======== Material for the task
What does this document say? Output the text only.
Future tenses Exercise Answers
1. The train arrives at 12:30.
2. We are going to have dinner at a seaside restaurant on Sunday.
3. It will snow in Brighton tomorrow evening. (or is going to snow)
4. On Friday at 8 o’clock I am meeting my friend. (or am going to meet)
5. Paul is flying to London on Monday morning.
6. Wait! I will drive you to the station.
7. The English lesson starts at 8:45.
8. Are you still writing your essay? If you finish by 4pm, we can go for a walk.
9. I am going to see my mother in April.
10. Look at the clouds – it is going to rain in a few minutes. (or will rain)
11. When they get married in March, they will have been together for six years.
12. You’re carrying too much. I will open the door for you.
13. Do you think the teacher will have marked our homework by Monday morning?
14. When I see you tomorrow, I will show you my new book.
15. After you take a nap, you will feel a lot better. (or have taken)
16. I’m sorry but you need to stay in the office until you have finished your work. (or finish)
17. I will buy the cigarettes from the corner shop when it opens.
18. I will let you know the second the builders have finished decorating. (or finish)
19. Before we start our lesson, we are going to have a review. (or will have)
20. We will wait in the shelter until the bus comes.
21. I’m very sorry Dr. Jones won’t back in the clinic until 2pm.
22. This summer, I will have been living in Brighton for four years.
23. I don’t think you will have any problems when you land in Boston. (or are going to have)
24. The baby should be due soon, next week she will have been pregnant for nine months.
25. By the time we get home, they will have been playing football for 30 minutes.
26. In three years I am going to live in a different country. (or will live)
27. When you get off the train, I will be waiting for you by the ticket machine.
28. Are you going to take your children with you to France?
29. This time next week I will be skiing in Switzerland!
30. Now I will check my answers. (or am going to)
================
Given instruction: Go through the data and return every record exactly.

Written solution:
What does this document say? Output the text only.
Future tenses Exercise Answers
1. The train arrives at 12:30.
2. We are going to have dinner at a seaside restaurant on Sunday.
3. It will snow in Brighton tomorrow evening. (or is going to snow)
4. On Friday at 8 o’clock I am meeting my friend. (or am going to meet)
5. Paul is flying to London on Monday morning.
6. Wait! I will drive you to the station.
7. The English lesson starts at 8:45.
8. Are you still writing your essay? If you finish by 4pm, we can go for a walk.
9. I am going to see my mother in April.
10. Look at the clouds – it is going to rain in a few minutes. (or will rain)
11. When they get married in March, they will have been together for six years.
12. You’re carrying too much. I will open the door for you.
13. Do you think the teacher will have marked our homework by Monday morning?
14. When I see you tomorrow, I will show you my new book.
15. After you take a nap, you will feel a lot better. (or have taken)
16. I’m sorry but you need to stay in the office until you have finished your work. (or finish)
17. I will buy the cigarettes from the corner shop when it opens.
18. I will let you know the second the builders have finished decorating. (or finish)
19. Before we start our lesson, we are going to have a review. (or will have)
20. We will wait in the shelter until the bus comes.
21. I’m very sorry Dr. Jones won’t back in the clinic until 2pm.
22. This summer, I will have been living in Brighton for four years.
23. I don’t think you will have any problems when you land in Boston. (or are going to have)
24. The baby should be due soon, next week she will have been pregnant for nine months.
25. By the time we get home, they will have been playing football for 30 minutes.
26. In three years I am going to live in a different country. (or will live)
27. When you get off the train, I will be waiting for you by the ticket machine.
28. Are you going to take your children with you to France?
29. This time next week I will be skiing in Switzerland!
30. Now I will check my answers. (or am going to)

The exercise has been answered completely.